> _EXERCISE BRIEF_: How many of the lines contain the string "A落地时的速度大小相同"? Give the number, with no other words.

──────

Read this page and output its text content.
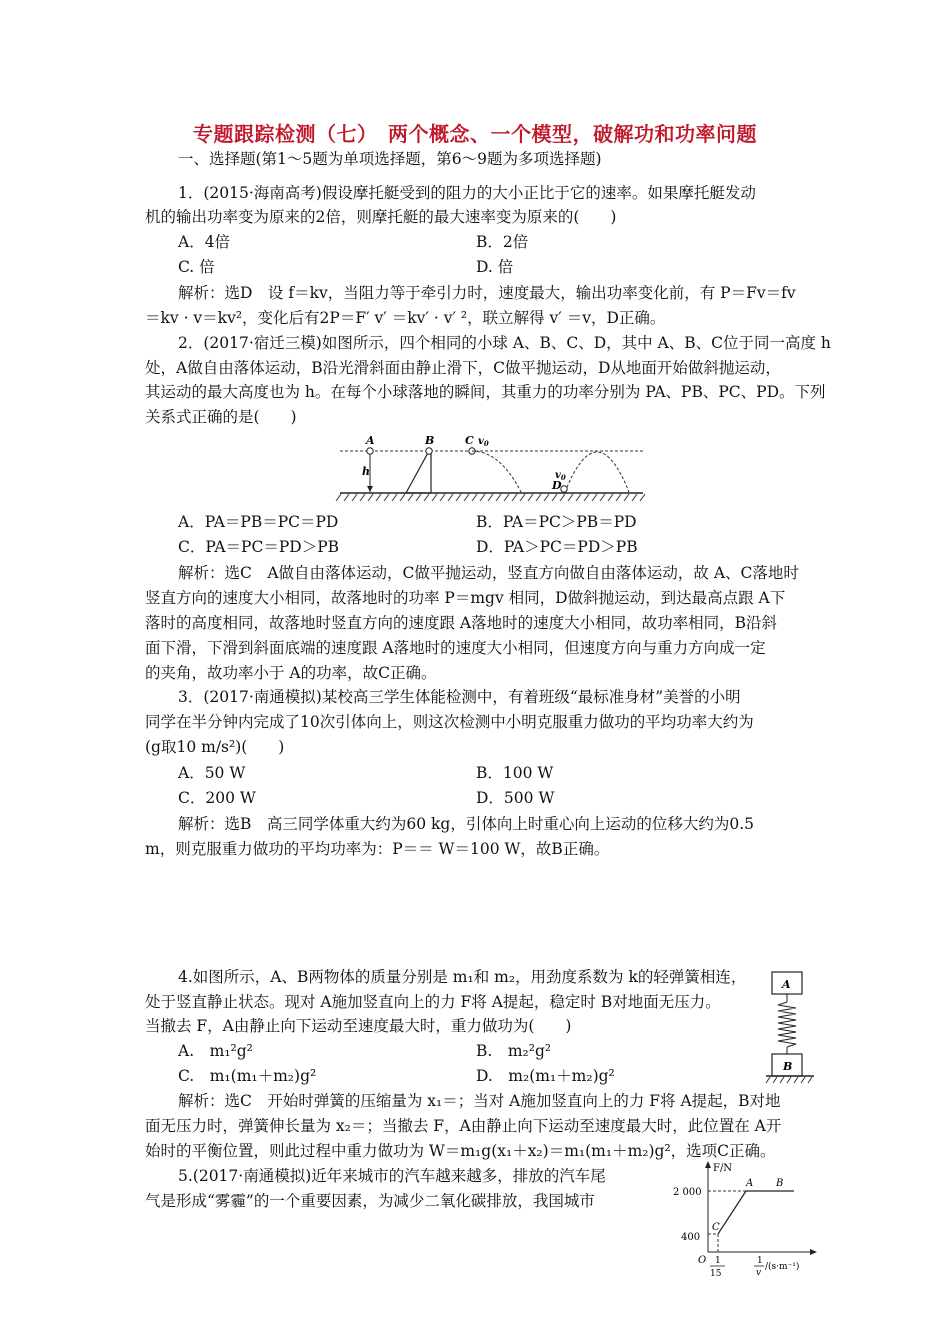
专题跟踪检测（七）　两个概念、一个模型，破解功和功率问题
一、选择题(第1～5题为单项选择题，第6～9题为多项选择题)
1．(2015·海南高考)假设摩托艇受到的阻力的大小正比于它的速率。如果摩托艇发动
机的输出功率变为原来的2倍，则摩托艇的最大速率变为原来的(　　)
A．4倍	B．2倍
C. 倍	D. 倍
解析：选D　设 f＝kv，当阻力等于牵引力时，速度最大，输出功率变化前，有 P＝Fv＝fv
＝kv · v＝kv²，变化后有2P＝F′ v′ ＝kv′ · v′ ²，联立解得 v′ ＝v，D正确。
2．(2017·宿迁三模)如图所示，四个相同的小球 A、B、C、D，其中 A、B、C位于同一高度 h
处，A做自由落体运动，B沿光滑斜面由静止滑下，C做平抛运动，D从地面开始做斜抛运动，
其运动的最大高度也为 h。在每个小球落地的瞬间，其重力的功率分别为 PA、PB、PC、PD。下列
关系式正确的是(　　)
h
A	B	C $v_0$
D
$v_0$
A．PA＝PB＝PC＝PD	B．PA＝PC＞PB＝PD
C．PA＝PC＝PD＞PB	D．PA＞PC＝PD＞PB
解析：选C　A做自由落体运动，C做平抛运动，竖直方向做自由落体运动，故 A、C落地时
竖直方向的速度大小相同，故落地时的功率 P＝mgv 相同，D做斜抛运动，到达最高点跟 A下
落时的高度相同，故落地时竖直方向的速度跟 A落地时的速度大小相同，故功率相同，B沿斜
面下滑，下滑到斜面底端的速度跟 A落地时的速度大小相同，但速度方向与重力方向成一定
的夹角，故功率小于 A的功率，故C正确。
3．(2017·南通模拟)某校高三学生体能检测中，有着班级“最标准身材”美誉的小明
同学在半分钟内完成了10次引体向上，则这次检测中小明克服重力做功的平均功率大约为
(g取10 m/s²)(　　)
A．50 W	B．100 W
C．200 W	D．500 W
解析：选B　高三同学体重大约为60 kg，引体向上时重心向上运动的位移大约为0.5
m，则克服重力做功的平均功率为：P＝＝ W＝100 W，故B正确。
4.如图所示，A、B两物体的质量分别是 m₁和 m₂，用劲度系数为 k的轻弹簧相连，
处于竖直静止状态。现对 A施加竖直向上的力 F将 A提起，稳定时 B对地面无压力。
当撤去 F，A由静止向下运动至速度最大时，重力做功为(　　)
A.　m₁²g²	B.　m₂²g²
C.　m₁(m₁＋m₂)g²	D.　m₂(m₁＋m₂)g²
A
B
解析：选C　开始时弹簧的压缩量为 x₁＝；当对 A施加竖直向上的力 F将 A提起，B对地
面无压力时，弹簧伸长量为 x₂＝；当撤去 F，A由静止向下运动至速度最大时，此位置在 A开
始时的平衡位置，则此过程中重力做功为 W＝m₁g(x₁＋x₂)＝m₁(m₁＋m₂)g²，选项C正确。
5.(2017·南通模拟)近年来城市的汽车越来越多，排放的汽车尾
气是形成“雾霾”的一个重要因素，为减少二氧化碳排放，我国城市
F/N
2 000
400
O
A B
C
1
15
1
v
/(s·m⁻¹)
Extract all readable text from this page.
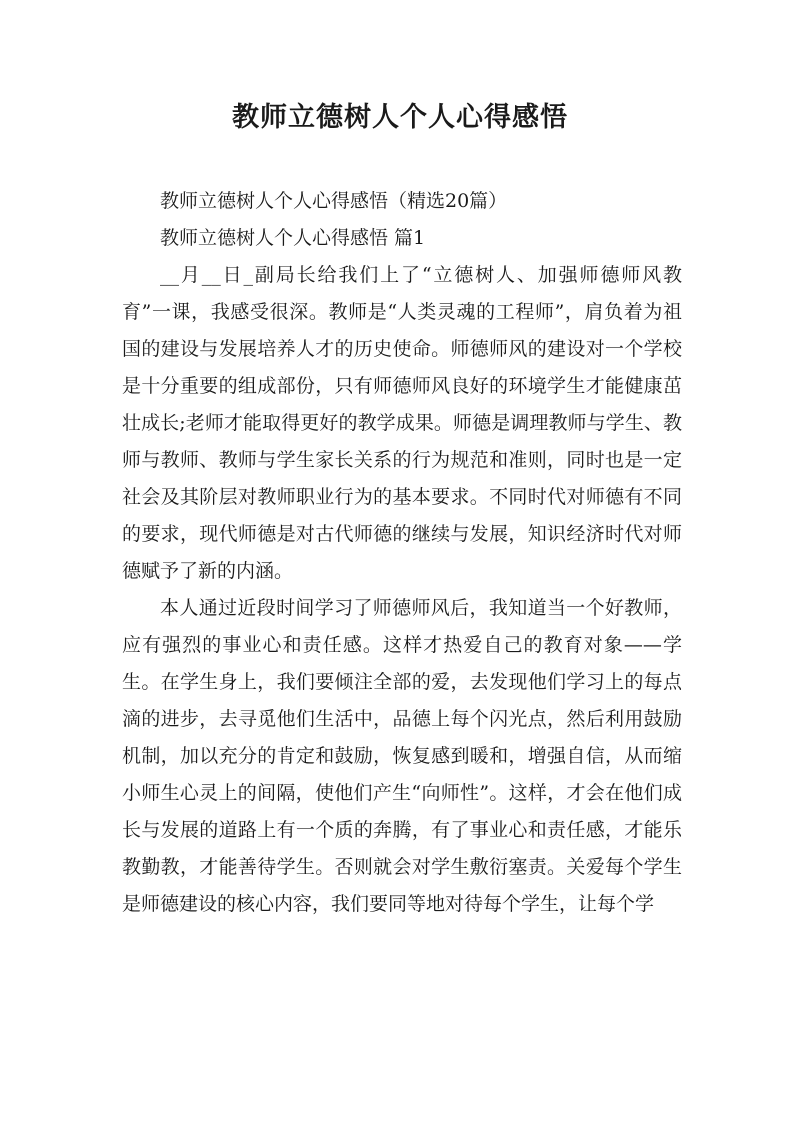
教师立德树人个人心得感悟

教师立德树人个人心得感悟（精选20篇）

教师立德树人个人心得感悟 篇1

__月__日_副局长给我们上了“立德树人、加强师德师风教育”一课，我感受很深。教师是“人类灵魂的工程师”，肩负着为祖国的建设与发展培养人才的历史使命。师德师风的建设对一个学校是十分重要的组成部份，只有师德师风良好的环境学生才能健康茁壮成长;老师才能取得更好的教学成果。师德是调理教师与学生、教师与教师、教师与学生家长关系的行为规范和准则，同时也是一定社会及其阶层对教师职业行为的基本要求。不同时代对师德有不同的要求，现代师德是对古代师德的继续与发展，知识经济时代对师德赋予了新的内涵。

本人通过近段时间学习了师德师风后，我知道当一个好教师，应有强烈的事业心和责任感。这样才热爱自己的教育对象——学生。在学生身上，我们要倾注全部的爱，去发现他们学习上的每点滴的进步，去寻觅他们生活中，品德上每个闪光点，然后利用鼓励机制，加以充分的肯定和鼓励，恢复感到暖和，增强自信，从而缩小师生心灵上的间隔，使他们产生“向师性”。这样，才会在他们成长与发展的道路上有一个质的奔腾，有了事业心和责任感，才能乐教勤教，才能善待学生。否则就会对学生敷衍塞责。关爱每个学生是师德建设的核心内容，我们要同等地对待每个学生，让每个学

──────

> _EXPECTED OUTPUT_: 2